──────── Input data

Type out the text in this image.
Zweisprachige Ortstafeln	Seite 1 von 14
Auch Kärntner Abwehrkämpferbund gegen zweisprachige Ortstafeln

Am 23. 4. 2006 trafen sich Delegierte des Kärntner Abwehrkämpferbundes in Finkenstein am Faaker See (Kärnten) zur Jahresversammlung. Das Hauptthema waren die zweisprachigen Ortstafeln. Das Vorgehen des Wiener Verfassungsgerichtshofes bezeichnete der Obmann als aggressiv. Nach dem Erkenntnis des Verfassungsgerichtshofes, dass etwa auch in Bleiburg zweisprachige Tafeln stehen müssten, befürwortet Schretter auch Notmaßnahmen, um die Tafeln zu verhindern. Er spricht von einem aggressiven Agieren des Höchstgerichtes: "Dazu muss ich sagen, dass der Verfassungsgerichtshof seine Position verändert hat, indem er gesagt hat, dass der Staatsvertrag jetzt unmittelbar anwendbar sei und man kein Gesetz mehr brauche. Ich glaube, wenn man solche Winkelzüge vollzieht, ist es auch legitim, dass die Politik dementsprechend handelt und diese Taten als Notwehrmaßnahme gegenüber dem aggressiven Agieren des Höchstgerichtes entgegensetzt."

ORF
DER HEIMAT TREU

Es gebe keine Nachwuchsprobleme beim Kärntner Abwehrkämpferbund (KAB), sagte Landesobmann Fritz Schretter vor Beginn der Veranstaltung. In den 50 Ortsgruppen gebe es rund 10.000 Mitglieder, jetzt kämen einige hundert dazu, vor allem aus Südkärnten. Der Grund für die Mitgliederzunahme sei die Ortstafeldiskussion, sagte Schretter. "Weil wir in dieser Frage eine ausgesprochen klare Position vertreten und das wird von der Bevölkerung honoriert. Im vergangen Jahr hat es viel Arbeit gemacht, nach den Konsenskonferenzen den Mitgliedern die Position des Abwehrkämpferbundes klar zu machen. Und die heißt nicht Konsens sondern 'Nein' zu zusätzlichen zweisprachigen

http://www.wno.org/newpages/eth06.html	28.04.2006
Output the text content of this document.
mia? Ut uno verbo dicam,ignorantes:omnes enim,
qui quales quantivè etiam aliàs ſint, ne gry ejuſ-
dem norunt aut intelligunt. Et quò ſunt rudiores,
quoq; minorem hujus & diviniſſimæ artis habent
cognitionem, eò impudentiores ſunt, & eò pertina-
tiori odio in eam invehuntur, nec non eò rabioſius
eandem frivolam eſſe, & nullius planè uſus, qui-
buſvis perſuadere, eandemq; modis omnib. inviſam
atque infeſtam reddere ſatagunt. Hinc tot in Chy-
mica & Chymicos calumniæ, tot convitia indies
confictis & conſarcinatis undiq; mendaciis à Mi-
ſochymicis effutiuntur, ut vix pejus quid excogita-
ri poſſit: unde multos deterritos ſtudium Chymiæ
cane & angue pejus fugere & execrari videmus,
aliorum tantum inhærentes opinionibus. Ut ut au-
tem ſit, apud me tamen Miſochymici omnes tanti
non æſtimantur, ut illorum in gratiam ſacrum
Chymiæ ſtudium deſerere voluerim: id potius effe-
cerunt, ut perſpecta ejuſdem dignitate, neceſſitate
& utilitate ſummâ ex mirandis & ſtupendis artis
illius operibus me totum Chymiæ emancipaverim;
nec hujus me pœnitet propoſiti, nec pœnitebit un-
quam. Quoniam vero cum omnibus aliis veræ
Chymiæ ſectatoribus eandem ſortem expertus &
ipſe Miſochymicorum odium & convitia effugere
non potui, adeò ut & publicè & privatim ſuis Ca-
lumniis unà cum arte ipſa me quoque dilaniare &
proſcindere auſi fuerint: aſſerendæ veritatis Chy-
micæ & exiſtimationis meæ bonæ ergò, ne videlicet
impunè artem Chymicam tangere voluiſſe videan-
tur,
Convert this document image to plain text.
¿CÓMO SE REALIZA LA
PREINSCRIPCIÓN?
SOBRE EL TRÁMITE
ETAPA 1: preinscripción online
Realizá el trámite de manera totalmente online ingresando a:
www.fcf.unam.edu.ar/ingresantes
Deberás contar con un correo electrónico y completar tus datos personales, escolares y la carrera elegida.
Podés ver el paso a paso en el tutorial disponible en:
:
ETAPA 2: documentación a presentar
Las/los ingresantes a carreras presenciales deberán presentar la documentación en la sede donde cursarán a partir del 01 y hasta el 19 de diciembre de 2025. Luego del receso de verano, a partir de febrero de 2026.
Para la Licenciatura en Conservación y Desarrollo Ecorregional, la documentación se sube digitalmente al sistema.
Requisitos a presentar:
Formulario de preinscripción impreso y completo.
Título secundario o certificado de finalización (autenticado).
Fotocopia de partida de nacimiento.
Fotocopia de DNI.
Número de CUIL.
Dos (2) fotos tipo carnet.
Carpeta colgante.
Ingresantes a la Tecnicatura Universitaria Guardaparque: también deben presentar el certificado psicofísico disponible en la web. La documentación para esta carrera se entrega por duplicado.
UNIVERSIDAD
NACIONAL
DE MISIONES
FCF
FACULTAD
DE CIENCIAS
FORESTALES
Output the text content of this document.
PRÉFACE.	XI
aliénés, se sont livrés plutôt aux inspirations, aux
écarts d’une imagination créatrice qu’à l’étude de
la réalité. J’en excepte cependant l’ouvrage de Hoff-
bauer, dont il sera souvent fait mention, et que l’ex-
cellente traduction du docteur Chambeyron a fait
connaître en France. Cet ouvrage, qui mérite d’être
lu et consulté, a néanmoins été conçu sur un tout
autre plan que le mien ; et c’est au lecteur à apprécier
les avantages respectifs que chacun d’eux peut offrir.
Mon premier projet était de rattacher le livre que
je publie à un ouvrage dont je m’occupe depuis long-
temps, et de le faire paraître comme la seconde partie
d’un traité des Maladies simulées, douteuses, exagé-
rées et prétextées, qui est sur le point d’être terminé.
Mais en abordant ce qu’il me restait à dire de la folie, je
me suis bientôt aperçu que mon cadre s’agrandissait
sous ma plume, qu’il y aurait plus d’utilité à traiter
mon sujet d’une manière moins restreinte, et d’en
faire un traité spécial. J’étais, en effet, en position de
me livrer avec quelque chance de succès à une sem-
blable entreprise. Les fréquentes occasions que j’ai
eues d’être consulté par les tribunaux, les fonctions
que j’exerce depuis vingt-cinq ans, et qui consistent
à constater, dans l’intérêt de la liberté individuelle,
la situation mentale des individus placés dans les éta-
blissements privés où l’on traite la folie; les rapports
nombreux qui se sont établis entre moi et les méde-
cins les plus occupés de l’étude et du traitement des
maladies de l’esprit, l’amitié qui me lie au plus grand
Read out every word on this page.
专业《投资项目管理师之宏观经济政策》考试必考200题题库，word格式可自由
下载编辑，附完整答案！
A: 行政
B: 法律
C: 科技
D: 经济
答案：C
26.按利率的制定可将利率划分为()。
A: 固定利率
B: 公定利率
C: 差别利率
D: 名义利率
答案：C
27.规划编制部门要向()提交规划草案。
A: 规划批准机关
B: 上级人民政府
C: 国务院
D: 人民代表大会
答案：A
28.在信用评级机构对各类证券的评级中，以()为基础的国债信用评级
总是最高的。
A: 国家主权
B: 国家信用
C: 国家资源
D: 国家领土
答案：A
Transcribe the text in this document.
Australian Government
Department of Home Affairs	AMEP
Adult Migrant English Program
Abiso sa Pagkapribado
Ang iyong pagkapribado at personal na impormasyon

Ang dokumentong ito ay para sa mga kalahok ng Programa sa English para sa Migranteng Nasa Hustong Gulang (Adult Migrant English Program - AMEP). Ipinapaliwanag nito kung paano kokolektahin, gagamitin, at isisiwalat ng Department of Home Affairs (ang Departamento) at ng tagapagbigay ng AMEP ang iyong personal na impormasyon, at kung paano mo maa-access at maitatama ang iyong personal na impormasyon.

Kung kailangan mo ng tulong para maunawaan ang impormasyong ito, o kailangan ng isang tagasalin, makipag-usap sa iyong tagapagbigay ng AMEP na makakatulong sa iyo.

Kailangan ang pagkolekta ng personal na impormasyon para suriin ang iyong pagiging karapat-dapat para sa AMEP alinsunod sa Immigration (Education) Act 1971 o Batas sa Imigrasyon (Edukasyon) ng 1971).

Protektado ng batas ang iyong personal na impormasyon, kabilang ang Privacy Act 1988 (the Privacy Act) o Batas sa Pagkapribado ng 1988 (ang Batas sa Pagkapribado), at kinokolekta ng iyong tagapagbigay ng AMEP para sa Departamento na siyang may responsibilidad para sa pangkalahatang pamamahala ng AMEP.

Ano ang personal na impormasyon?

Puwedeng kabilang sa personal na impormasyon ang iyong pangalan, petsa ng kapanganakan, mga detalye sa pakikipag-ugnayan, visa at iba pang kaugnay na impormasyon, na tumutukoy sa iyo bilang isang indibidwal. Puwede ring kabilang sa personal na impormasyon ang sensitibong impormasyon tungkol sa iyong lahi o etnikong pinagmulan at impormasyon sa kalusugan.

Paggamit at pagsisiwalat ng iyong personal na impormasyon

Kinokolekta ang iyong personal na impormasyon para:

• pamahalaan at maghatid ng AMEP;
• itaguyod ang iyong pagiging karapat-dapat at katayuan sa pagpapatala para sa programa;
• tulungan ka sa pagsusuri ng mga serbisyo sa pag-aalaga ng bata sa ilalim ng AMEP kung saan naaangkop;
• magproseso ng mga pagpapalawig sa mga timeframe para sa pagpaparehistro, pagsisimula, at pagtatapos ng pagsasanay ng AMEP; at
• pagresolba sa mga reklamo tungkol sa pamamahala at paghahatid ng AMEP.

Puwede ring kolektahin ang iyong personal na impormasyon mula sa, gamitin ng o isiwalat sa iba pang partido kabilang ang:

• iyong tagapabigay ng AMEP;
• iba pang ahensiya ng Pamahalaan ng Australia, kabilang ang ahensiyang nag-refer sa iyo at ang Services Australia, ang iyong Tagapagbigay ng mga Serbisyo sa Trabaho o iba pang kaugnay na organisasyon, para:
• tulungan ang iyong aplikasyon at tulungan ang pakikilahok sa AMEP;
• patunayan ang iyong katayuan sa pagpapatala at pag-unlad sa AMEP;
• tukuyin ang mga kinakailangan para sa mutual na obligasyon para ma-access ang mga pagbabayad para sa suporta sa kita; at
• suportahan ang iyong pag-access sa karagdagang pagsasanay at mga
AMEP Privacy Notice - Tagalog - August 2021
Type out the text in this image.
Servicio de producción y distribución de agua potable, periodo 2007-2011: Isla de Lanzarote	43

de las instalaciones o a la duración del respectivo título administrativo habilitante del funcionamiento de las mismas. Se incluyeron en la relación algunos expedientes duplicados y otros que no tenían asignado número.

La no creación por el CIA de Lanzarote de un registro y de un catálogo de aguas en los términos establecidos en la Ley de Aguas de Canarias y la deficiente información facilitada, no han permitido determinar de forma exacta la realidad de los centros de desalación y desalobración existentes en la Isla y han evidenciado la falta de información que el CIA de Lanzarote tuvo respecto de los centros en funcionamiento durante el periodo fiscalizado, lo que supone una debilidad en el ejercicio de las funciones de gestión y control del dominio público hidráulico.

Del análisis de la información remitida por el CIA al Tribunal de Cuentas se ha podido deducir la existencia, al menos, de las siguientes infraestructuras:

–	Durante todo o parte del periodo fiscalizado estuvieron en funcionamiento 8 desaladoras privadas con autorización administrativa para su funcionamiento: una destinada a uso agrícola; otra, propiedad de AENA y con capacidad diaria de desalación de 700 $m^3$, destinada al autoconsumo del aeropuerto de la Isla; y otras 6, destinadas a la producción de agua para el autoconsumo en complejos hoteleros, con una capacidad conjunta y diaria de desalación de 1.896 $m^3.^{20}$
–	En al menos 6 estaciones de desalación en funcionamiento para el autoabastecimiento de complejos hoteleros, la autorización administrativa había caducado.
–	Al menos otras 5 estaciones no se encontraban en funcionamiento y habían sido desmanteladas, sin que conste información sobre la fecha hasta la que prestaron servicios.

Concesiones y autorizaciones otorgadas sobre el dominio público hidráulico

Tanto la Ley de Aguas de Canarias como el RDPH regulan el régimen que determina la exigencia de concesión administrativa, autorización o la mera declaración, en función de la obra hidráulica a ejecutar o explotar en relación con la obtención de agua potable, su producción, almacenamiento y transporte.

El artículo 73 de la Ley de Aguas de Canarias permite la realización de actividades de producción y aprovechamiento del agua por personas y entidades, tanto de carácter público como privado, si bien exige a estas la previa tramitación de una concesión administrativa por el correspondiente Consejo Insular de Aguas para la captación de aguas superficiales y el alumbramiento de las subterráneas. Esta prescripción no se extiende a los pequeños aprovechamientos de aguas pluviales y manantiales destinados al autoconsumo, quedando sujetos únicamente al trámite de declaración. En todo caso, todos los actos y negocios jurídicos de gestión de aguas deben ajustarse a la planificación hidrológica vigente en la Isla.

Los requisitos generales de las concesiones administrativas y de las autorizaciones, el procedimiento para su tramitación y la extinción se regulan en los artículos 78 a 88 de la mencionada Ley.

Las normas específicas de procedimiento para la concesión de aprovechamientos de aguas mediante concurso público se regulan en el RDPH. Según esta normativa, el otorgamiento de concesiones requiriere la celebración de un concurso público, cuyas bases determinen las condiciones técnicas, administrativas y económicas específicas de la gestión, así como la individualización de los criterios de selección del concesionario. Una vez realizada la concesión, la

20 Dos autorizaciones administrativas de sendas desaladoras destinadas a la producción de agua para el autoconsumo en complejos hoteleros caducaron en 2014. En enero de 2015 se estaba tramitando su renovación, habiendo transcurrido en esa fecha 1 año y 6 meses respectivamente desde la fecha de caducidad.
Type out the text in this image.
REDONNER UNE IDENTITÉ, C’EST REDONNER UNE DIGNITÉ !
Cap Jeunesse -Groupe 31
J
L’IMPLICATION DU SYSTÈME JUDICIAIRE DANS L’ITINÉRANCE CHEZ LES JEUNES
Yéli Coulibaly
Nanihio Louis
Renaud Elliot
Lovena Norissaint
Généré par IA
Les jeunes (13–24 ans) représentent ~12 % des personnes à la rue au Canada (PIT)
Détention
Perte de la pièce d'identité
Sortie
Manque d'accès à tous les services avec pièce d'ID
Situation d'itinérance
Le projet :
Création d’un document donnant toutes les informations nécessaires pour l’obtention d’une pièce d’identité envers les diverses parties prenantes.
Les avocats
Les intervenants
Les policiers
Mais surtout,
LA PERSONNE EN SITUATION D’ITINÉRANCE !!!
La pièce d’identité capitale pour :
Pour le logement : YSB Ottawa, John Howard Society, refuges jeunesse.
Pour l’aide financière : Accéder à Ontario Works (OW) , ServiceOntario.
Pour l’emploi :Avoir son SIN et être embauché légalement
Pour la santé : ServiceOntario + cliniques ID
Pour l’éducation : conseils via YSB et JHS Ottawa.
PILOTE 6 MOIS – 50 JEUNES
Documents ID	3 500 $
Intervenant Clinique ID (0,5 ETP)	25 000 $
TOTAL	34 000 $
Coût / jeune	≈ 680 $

────────────────

■ **Stated goal**:
Gather each line in the entries above where the string "étude" is found.

■ **Answer to this problem**:
écarts d’une imagination créatrice qu’à l’étude de
cins les plus occupés de l’étude et du traitement des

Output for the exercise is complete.